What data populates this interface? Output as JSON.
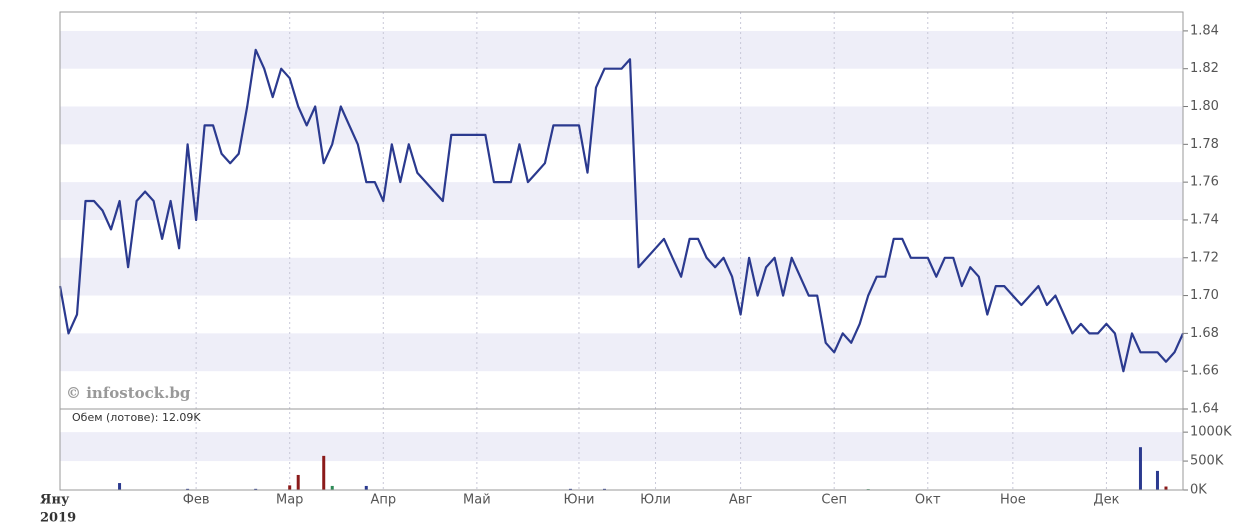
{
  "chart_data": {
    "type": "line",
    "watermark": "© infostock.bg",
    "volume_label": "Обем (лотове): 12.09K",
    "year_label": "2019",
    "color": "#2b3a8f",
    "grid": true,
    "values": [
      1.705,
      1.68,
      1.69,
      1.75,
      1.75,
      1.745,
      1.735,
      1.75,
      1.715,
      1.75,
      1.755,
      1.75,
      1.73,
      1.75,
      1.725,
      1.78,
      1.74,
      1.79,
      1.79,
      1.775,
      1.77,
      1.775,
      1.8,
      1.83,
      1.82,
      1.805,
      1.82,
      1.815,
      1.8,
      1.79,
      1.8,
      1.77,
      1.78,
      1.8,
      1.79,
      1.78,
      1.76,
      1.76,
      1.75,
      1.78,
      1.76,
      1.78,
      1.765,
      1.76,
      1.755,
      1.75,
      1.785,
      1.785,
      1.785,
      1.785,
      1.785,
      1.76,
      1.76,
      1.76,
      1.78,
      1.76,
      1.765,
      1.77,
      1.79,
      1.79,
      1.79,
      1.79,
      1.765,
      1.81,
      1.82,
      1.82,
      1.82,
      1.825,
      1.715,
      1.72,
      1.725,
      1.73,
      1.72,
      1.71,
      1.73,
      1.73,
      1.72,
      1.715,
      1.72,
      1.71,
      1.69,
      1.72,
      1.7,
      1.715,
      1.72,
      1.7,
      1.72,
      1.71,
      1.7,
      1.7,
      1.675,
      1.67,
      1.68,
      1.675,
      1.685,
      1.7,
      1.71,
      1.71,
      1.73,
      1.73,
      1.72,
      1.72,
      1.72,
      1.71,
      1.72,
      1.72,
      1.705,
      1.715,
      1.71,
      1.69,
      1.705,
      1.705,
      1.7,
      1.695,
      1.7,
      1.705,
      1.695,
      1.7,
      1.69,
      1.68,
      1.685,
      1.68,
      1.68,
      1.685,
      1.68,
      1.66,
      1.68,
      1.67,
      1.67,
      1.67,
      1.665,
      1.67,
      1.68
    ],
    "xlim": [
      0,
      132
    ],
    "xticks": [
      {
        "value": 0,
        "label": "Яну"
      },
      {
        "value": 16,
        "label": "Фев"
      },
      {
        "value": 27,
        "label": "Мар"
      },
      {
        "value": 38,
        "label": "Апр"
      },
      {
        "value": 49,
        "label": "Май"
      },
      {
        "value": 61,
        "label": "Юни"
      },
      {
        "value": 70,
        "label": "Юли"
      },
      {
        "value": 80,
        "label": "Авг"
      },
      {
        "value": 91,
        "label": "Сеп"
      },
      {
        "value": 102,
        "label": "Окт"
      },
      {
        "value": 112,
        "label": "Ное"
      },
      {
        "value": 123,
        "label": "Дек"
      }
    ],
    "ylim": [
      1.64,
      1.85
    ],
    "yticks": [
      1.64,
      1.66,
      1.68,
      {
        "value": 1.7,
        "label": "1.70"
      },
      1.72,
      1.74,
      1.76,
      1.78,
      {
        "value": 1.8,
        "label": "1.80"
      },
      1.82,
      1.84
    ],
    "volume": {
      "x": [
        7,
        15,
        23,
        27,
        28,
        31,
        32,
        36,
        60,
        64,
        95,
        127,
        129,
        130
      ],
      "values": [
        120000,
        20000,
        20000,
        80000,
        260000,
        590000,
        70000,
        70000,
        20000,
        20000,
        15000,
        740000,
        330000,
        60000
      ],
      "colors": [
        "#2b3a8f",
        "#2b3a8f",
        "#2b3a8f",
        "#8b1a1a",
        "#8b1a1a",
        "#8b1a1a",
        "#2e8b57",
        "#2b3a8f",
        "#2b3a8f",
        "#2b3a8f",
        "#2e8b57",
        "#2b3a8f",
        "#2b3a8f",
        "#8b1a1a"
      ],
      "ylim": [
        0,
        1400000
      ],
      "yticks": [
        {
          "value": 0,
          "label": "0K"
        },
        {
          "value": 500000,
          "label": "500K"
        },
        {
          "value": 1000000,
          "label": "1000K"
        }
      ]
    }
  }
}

- Exercise directions
Send back the data above word for word, with the pictures left out.

- Problem solution
What data populates this interface? Output as JSON.
{
  "chart_data": {
    "type": "line",
    "watermark": "© infostock.bg",
    "volume_label": "Обем (лотове): 12.09K",
    "year_label": "2019",
    "color": "#2b3a8f",
    "grid": true,
    "values": [
      1.705,
      1.68,
      1.69,
      1.75,
      1.75,
      1.745,
      1.735,
      1.75,
      1.715,
      1.75,
      1.755,
      1.75,
      1.73,
      1.75,
      1.725,
      1.78,
      1.74,
      1.79,
      1.79,
      1.775,
      1.77,
      1.775,
      1.8,
      1.83,
      1.82,
      1.805,
      1.82,
      1.815,
      1.8,
      1.79,
      1.8,
      1.77,
      1.78,
      1.8,
      1.79,
      1.78,
      1.76,
      1.76,
      1.75,
      1.78,
      1.76,
      1.78,
      1.765,
      1.76,
      1.755,
      1.75,
      1.785,
      1.785,
      1.785,
      1.785,
      1.785,
      1.76,
      1.76,
      1.76,
      1.78,
      1.76,
      1.765,
      1.77,
      1.79,
      1.79,
      1.79,
      1.79,
      1.765,
      1.81,
      1.82,
      1.82,
      1.82,
      1.825,
      1.715,
      1.72,
      1.725,
      1.73,
      1.72,
      1.71,
      1.73,
      1.73,
      1.72,
      1.715,
      1.72,
      1.71,
      1.69,
      1.72,
      1.7,
      1.715,
      1.72,
      1.7,
      1.72,
      1.71,
      1.7,
      1.7,
      1.675,
      1.67,
      1.68,
      1.675,
      1.685,
      1.7,
      1.71,
      1.71,
      1.73,
      1.73,
      1.72,
      1.72,
      1.72,
      1.71,
      1.72,
      1.72,
      1.705,
      1.715,
      1.71,
      1.69,
      1.705,
      1.705,
      1.7,
      1.695,
      1.7,
      1.705,
      1.695,
      1.7,
      1.69,
      1.68,
      1.685,
      1.68,
      1.68,
      1.685,
      1.68,
      1.66,
      1.68,
      1.67,
      1.67,
      1.67,
      1.665,
      1.67,
      1.68
    ],
    "xlim": [
      0,
      132
    ],
    "xticks": [
      {
        "value": 0,
        "label": "Яну"
      },
      {
        "value": 16,
        "label": "Фев"
      },
      {
        "value": 27,
        "label": "Мар"
      },
      {
        "value": 38,
        "label": "Апр"
      },
      {
        "value": 49,
        "label": "Май"
      },
      {
        "value": 61,
        "label": "Юни"
      },
      {
        "value": 70,
        "label": "Юли"
      },
      {
        "value": 80,
        "label": "Авг"
      },
      {
        "value": 91,
        "label": "Сеп"
      },
      {
        "value": 102,
        "label": "Окт"
      },
      {
        "value": 112,
        "label": "Ное"
      },
      {
        "value": 123,
        "label": "Дек"
      }
    ],
    "ylim": [
      1.64,
      1.85
    ],
    "yticks": [
      1.64,
      1.66,
      1.68,
      {
        "value": 1.7,
        "label": "1.70"
      },
      1.72,
      1.74,
      1.76,
      1.78,
      {
        "value": 1.8,
        "label": "1.80"
      },
      1.82,
      1.84
    ],
    "volume": {
      "x": [
        7,
        15,
        23,
        27,
        28,
        31,
        32,
        36,
        60,
        64,
        95,
        127,
        129,
        130
      ],
      "values": [
        120000,
        20000,
        20000,
        80000,
        260000,
        590000,
        70000,
        70000,
        20000,
        20000,
        15000,
        740000,
        330000,
        60000
      ],
      "colors": [
        "#2b3a8f",
        "#2b3a8f",
        "#2b3a8f",
        "#8b1a1a",
        "#8b1a1a",
        "#8b1a1a",
        "#2e8b57",
        "#2b3a8f",
        "#2b3a8f",
        "#2b3a8f",
        "#2e8b57",
        "#2b3a8f",
        "#2b3a8f",
        "#8b1a1a"
      ],
      "ylim": [
        0,
        1400000
      ],
      "yticks": [
        {
          "value": 0,
          "label": "0K"
        },
        {
          "value": 500000,
          "label": "500K"
        },
        {
          "value": 1000000,
          "label": "1000K"
        }
      ]
    }
  }
}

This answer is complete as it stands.